_KUTIPAN_
Marsinah
dan Teologi Pembebasan Buruh
Tom Saptaatmaja ; Teolog
|
KORAN SINDO, 02 Mei 2015
Menjelang perayaan May
Day tahun ini, berbagai elemen buruh mengusulkan gelar pahlawan nasional bagi
Marsinah. Elemen buruh dan mahasiswa di Surabaya yang mengenakan kaus merah
bergambar Marsinah juga berunjuk rasa mengelilingi jalan-jalan protokol Surabaya,
menyuarakan pahlawan dari unsur buruh, Kamis (30/4). Tentang Marsinah
sendiri, pasti banyak yang lupa. Padahal dalam dasawarsa 1990-an, tiada kasus
yang sedemikian menyedot perhatian luar biasa kecuali kasus Marsinah.
Sekadar menyegarkan
ingatan, Marsinah adalah buruh PT Catur Putra Surya (CPS) Porong, Sidoarjo.
Ia menggalang demo menuntut kenaikan upah. Marsinah menuntut kenaikan upah
dari Rp1.700 per hari menjadi Rp2.250. Demi tuntutan itu, pada 4 Mei 1993,
para buruh PT CPS mogok total.
Sampai dengan 5 Mei
1993, Marsinah masih aktif bersama rekan-rekannya dalam unjuk rasa dan
negosiasi. Marsinah menjadi salah seorang dari 15 perwakilan karyawan yang
bernegosiasi dengan pihak perusahaan. Pada 5 Mei 1993 siang, tanpa Marsinah,
13 buruh yang dianggap menghasut unjuk rasa digiring ke Kodim Sidoarjo.
Mereka dipaksa mengundurkan diri dari CPS.
Mereka dituduh
menggelar rapat gelap dan mengganggu stabilitas negara. Marsinah sempat
mendatangi Kodim guna menanyakan keberadaan teman-temannya. Anehnya, sekitar
pukul 10 malam pada 5 Mei, Marsinah lenyap. Konon ia diculik. Lalu tubuhnya
ditemukan penuh bekas siksaan pada 8 Mei 1993. Mayatnya ditemukan di hutan di
Dusun Jegong, Wilangan, Nganjuk.
Berbagai skenario
dibuat, termasuk menuduh bos PT CPS sebagai pembunuh Marsinah sebagaimana
diungkapkan Trimoelja D Soerjadi. Menurut pengacara senior asal Surabaya itu,
kasus Marsinah sulit diungkap karena melibatkan militer. Maka sebagaimana
kasus pembunuhan Munir masih tertutup kabut misteri, demikian juga kasus Marsinah.
Bandingkan dengan
betapa cepatnya tuduhan dalam kasus pembunuhan yang melibatkan mantan Ketua
KPK Antasari Azhar. Hingga kini kasus Marsinah masih terdaftar di ILO sebagai
kasus bernomor 1773. Marsinah pantas diberi gelar pahlawan, terlebih karena keberaniannya
berunjuk rasa memperjuangkan kenaikan upah di era ketika rezim Soeharto
melarang segala bentuk unjuk rasa.
Setiap bentuk unjuk
rasa dianggap melawan rezim. Dan tentu bagi kaum buruh, posisi Marsinah
tetaplah istimewa karena dia menjadi simbol dari keberanian di tengah
penindasan. Semangat Marsinah jelas masih relevan ketika buruh di zaman ini,
setelah 16 tahun reformasi, tak kunjung membaik.

_DATA HASIL EKSTRAKSI_
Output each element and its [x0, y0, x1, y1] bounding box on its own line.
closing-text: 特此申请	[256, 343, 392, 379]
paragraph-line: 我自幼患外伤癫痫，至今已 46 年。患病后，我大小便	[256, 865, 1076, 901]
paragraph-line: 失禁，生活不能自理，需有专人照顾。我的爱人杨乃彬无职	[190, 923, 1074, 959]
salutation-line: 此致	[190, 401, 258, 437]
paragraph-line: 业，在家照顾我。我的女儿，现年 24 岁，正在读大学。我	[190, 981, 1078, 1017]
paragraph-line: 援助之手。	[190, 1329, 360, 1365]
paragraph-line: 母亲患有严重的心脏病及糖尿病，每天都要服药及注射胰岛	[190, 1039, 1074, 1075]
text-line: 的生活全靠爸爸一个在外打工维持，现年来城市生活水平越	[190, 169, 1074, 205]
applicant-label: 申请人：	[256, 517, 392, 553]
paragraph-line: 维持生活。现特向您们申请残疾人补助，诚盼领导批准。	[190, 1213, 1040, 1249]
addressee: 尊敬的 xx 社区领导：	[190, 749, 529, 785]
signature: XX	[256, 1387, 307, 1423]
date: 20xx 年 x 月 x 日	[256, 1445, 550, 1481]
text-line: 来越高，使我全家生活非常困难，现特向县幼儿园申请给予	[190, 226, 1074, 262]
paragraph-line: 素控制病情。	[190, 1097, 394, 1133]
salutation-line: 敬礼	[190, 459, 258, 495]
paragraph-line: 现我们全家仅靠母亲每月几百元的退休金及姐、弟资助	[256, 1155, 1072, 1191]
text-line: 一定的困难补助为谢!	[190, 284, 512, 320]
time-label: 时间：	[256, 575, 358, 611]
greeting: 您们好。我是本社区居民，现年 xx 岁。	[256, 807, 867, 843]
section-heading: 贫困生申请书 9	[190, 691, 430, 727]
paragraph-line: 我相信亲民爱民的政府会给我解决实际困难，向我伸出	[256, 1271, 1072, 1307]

_TUGAS WAJIB_
• 1. Ganti "mogok total" dengan "mogok massal" pada seluruh bagian kutipan dari "Ia menggalang demo" sampai ke "ke Kodim Sidoarjo.", lalu tuliskan bagian itu.
• 2. Menurut kutipan, berapa besar upah harian yang dituntut Marsinah?

_JAWABAN TERTULIS_
• 1.
Ia menggalang demo menuntut kenaikan upah. Marsinah menuntut kenaikan upah
dari Rp1.700 per hari menjadi Rp2.250. Demi tuntutan itu, pada 4 Mei 1993,
para buruh PT CPS mogok massal.
Sampai dengan 5 Mei
1993, Marsinah masih aktif bersama rekan-rekannya dalam unjuk rasa dan
negosiasi. Marsinah menjadi salah seorang dari 15 perwakilan karyawan yang
bernegosiasi dengan pihak perusahaan. Pada 5 Mei 1993 siang, tanpa Marsinah,
13 buruh yang dianggap menghasut unjuk rasa digiring ke Kodim Sidoarjo.

• 2. Rp2.250 per hari, naik dari Rp1.700.